AIM: All entries must be repeated exactly; do not include the pictures.

______________________________

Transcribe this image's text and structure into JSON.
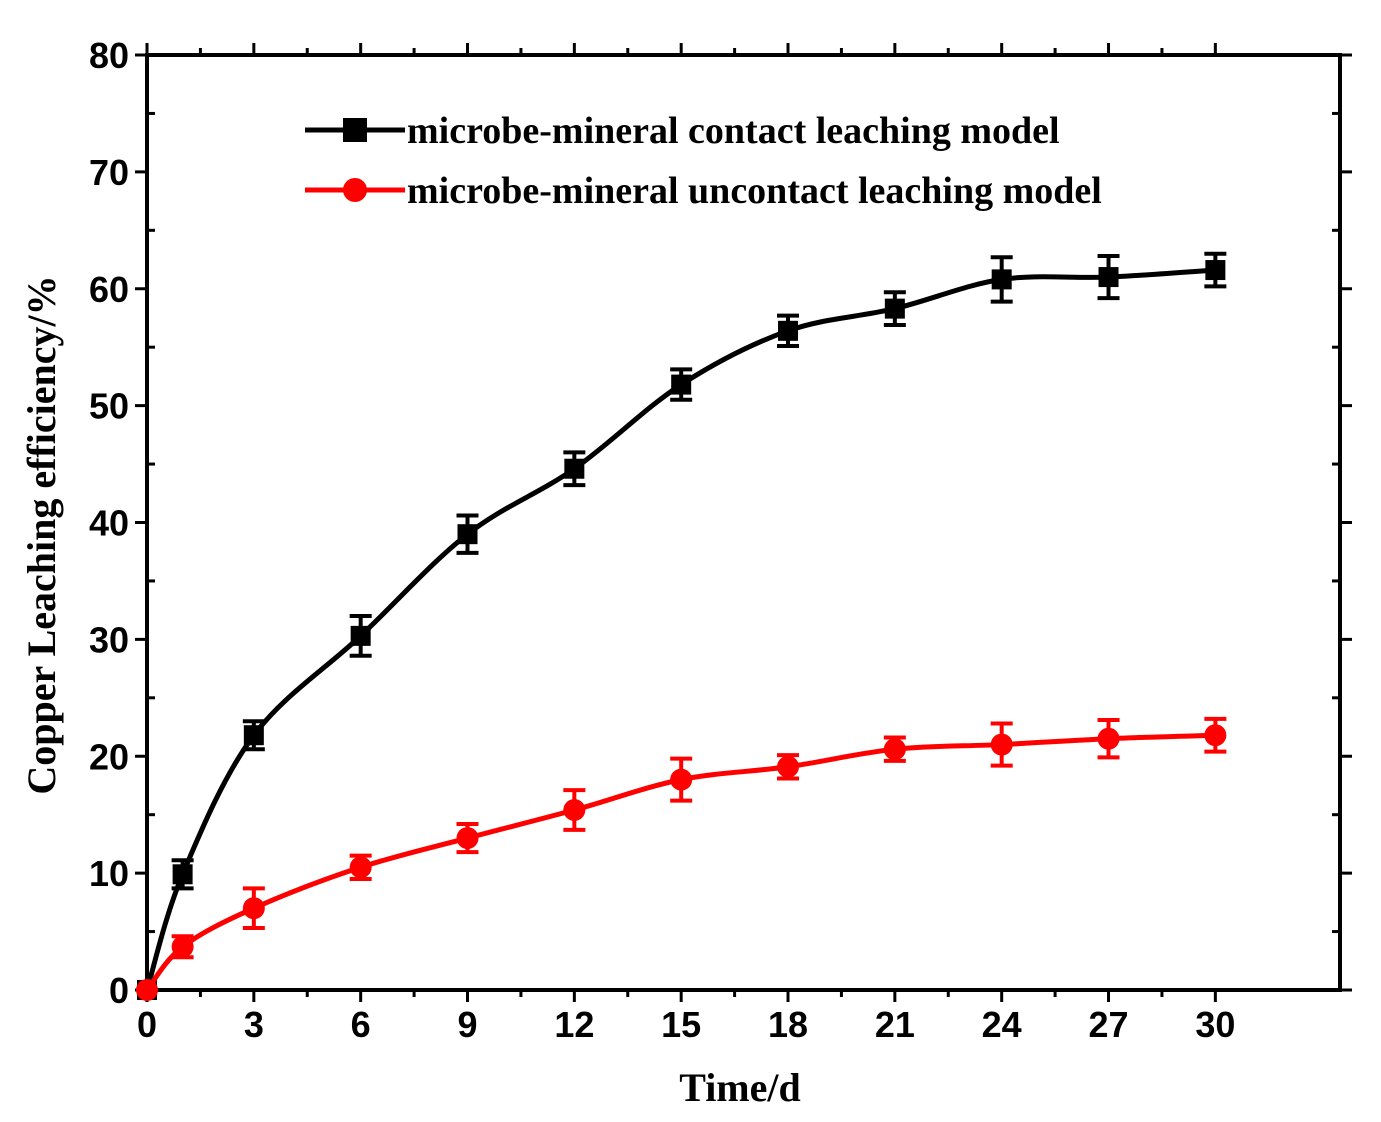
{
  "chart_data": {
    "type": "line",
    "xlabel": "Time/d",
    "ylabel": "Copper Leaching efficiency/%",
    "xlim": [
      0,
      33.5
    ],
    "ylim": [
      0,
      80
    ],
    "xticks": [
      0,
      3,
      6,
      9,
      12,
      15,
      18,
      21,
      24,
      27,
      30
    ],
    "yticks": [
      0,
      10,
      20,
      30,
      40,
      50,
      60,
      70,
      80
    ],
    "legend_position": "top",
    "grid": false,
    "series": [
      {
        "name": "microbe-mineral contact leaching model",
        "color": "#000000",
        "marker": "square",
        "x": [
          0,
          1,
          3,
          6,
          9,
          12,
          15,
          18,
          21,
          24,
          27,
          30
        ],
        "y": [
          0,
          9.9,
          21.8,
          30.3,
          39.0,
          44.6,
          51.8,
          56.4,
          58.3,
          60.8,
          61.0,
          61.6
        ],
        "err": [
          0,
          1.2,
          1.2,
          1.7,
          1.6,
          1.4,
          1.3,
          1.3,
          1.4,
          1.9,
          1.8,
          1.4
        ]
      },
      {
        "name": "microbe-mineral uncontact leaching model",
        "color": "#ff0000",
        "marker": "circle",
        "x": [
          0,
          1,
          3,
          6,
          9,
          12,
          15,
          18,
          21,
          24,
          27,
          30
        ],
        "y": [
          0,
          3.7,
          7.0,
          10.5,
          13.0,
          15.4,
          18.0,
          19.1,
          20.6,
          21.0,
          21.5,
          21.8
        ],
        "err": [
          0,
          0.9,
          1.7,
          1.0,
          1.2,
          1.7,
          1.8,
          1.0,
          1.0,
          1.8,
          1.6,
          1.4
        ]
      }
    ]
  }
}
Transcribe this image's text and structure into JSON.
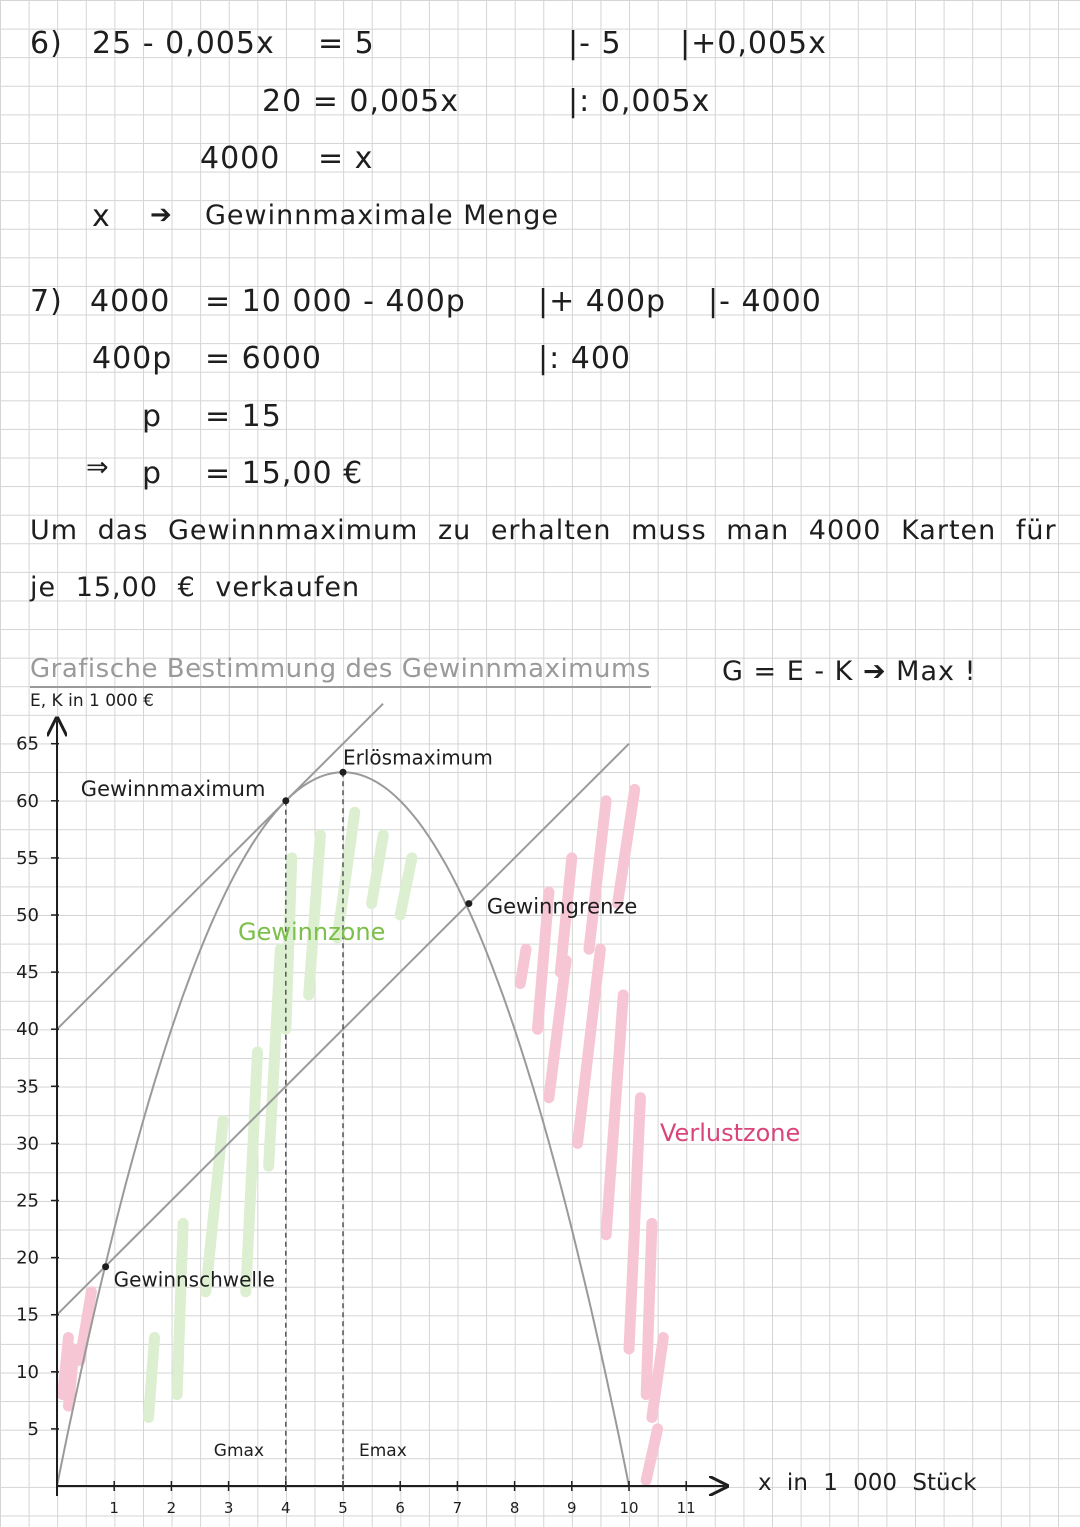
{
  "part6": {
    "label": "6)",
    "line1_lhs": "25 - 0,005x",
    "line1_rhs": "= 5",
    "line1_op1": "|- 5",
    "line1_op2": "|+0,005x",
    "line2": "20 = 0,005x",
    "line2_op": "|: 0,005x",
    "line3_lhs": "4000",
    "line3_rhs": "= x",
    "line4_x": "x",
    "line4_arrow": "➔",
    "line4_text": "Gewinnmaximale Menge"
  },
  "part7": {
    "label": "7)",
    "line1_lhs": "4000",
    "line1_rhs": "= 10 000 - 400p",
    "line1_op1": "|+ 400p",
    "line1_op2": "|- 4000",
    "line2_lhs": "400p",
    "line2_rhs": "= 6000",
    "line2_op": "|: 400",
    "line3_lhs": "p",
    "line3_rhs": "= 15",
    "line4_prefix": "⇒",
    "line4_lhs": "p",
    "line4_rhs": "= 15,00 €",
    "conclusion_line1": "Um das Gewinnmaximum zu erhalten muss man 4000 Karten für",
    "conclusion_line2": "je 15,00 € verkaufen"
  },
  "graph_section": {
    "heading": "Grafische Bestimmung des Gewinnmaximums",
    "formula": "G = E - K ➔ Max !"
  },
  "chart_data": {
    "type": "line",
    "ylabel": "E, K in 1 000 €",
    "xlabel": "x in 1 000 Stück",
    "x_ticks": [
      "1",
      "2",
      "3",
      "4",
      "5",
      "6",
      "7",
      "8",
      "9",
      "10",
      "11"
    ],
    "y_ticks": [
      "5",
      "10",
      "15",
      "20",
      "25",
      "30",
      "35",
      "40",
      "45",
      "50",
      "55",
      "60",
      "65"
    ],
    "xlim": [
      0,
      11.5
    ],
    "ylim": [
      0,
      66
    ],
    "series": [
      {
        "x": [
          0,
          1,
          2,
          3,
          4,
          5,
          6,
          7,
          8,
          9,
          10
        ],
        "y": [
          0,
          22.5,
          40,
          52.5,
          60,
          62.5,
          60,
          52.5,
          40,
          22.5,
          0
        ]
      },
      {
        "x": [
          0,
          10
        ],
        "y": [
          15,
          65
        ]
      },
      {
        "x": [
          0,
          5.7
        ],
        "y": [
          40,
          68.5
        ]
      }
    ],
    "points": {
      "gewinnschwelle": {
        "label": "Gewinnschwelle",
        "x": 0.85,
        "y": 19.2
      },
      "gewinnmaximum": {
        "label": "Gewinnmaximum",
        "x": 4,
        "y": 60
      },
      "erloesmaximum": {
        "label": "Erlösmaximum",
        "x": 5,
        "y": 62.5
      },
      "gewinngrenze": {
        "label": "Gewinngrenze",
        "x": 7.2,
        "y": 51
      }
    },
    "dashed_markers": [
      {
        "label": "Gmax",
        "x": 4
      },
      {
        "label": "Emax",
        "x": 5
      }
    ],
    "zones": {
      "gewinnzone": {
        "label": "Gewinnzone",
        "color": "#7cbf4a",
        "fill": "#dcefd0"
      },
      "verlustzone": {
        "label": "Verlustzone",
        "color": "#d9457a",
        "fill": "#f7c6d5"
      }
    },
    "curve_color": "#9a9a9a",
    "grid": true
  }
}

______________________________

SOLUTION TO THIS TASK:
Transcribe this image's text and structure into JSON.
{
  "chart_data": {
    "type": "line",
    "xlabel": "Time/d",
    "ylabel": "Copper Leaching efficiency/%",
    "xlim": [
      0,
      33.5
    ],
    "ylim": [
      0,
      80
    ],
    "xticks": [
      0,
      3,
      6,
      9,
      12,
      15,
      18,
      21,
      24,
      27,
      30
    ],
    "yticks": [
      0,
      10,
      20,
      30,
      40,
      50,
      60,
      70,
      80
    ],
    "legend_position": "top",
    "grid": false,
    "series": [
      {
        "name": "microbe-mineral contact leaching model",
        "color": "#000000",
        "marker": "square",
        "x": [
          0,
          1,
          3,
          6,
          9,
          12,
          15,
          18,
          21,
          24,
          27,
          30
        ],
        "y": [
          0,
          9.9,
          21.8,
          30.3,
          39.0,
          44.6,
          51.8,
          56.4,
          58.3,
          60.8,
          61.0,
          61.6
        ],
        "err": [
          0,
          1.2,
          1.2,
          1.7,
          1.6,
          1.4,
          1.3,
          1.3,
          1.4,
          1.9,
          1.8,
          1.4
        ]
      },
      {
        "name": "microbe-mineral uncontact leaching model",
        "color": "#ff0000",
        "marker": "circle",
        "x": [
          0,
          1,
          3,
          6,
          9,
          12,
          15,
          18,
          21,
          24,
          27,
          30
        ],
        "y": [
          0,
          3.7,
          7.0,
          10.5,
          13.0,
          15.4,
          18.0,
          19.1,
          20.6,
          21.0,
          21.5,
          21.8
        ],
        "err": [
          0,
          0.9,
          1.7,
          1.0,
          1.2,
          1.7,
          1.8,
          1.0,
          1.0,
          1.8,
          1.6,
          1.4
        ]
      }
    ]
  }
}
Transcribe this image's text and structure into JSON.
{
  "part6": {
    "label": "6)",
    "line1_lhs": "25 - 0,005x",
    "line1_rhs": "= 5",
    "line1_op1": "|- 5",
    "line1_op2": "|+0,005x",
    "line2": "20 = 0,005x",
    "line2_op": "|: 0,005x",
    "line3_lhs": "4000",
    "line3_rhs": "= x",
    "line4_x": "x",
    "line4_arrow": "➔",
    "line4_text": "Gewinnmaximale Menge"
  },
  "part7": {
    "label": "7)",
    "line1_lhs": "4000",
    "line1_rhs": "= 10 000 - 400p",
    "line1_op1": "|+ 400p",
    "line1_op2": "|- 4000",
    "line2_lhs": "400p",
    "line2_rhs": "= 6000",
    "line2_op": "|: 400",
    "line3_lhs": "p",
    "line3_rhs": "= 15",
    "line4_prefix": "⇒",
    "line4_lhs": "p",
    "line4_rhs": "= 15,00 €",
    "conclusion_line1": "Um das Gewinnmaximum zu erhalten muss man 4000 Karten für",
    "conclusion_line2": "je 15,00 € verkaufen"
  },
  "graph_section": {
    "heading": "Grafische Bestimmung des Gewinnmaximums",
    "formula": "G = E - K ➔ Max !"
  },
  "chart_data": {
    "type": "line",
    "ylabel": "E, K in 1 000 €",
    "xlabel": "x in 1 000 Stück",
    "x_ticks": [
      "1",
      "2",
      "3",
      "4",
      "5",
      "6",
      "7",
      "8",
      "9",
      "10",
      "11"
    ],
    "y_ticks": [
      "5",
      "10",
      "15",
      "20",
      "25",
      "30",
      "35",
      "40",
      "45",
      "50",
      "55",
      "60",
      "65"
    ],
    "xlim": [
      0,
      11.5
    ],
    "ylim": [
      0,
      66
    ],
    "series": [
      {
        "x": [
          0,
          1,
          2,
          3,
          4,
          5,
          6,
          7,
          8,
          9,
          10
        ],
        "y": [
          0,
          22.5,
          40,
          52.5,
          60,
          62.5,
          60,
          52.5,
          40,
          22.5,
          0
        ]
      },
      {
        "x": [
          0,
          10
        ],
        "y": [
          15,
          65
        ]
      },
      {
        "x": [
          0,
          5.7
        ],
        "y": [
          40,
          68.5
        ]
      }
    ],
    "points": {
      "gewinnschwelle": {
        "label": "Gewinnschwelle",
        "x": 0.85,
        "y": 19.2
      },
      "gewinnmaximum": {
        "label": "Gewinnmaximum",
        "x": 4,
        "y": 60
      },
      "erloesmaximum": {
        "label": "Erlösmaximum",
        "x": 5,
        "y": 62.5
      },
      "gewinngrenze": {
        "label": "Gewinngrenze",
        "x": 7.2,
        "y": 51
      }
    },
    "dashed_markers": [
      {
        "label": "Gmax",
        "x": 4
      },
      {
        "label": "Emax",
        "x": 5
      }
    ],
    "zones": {
      "gewinnzone": {
        "label": "Gewinnzone",
        "color": "#7cbf4a",
        "fill": "#dcefd0"
      },
      "verlustzone": {
        "label": "Verlustzone",
        "color": "#d9457a",
        "fill": "#f7c6d5"
      }
    },
    "curve_color": "#9a9a9a",
    "grid": true
  }
}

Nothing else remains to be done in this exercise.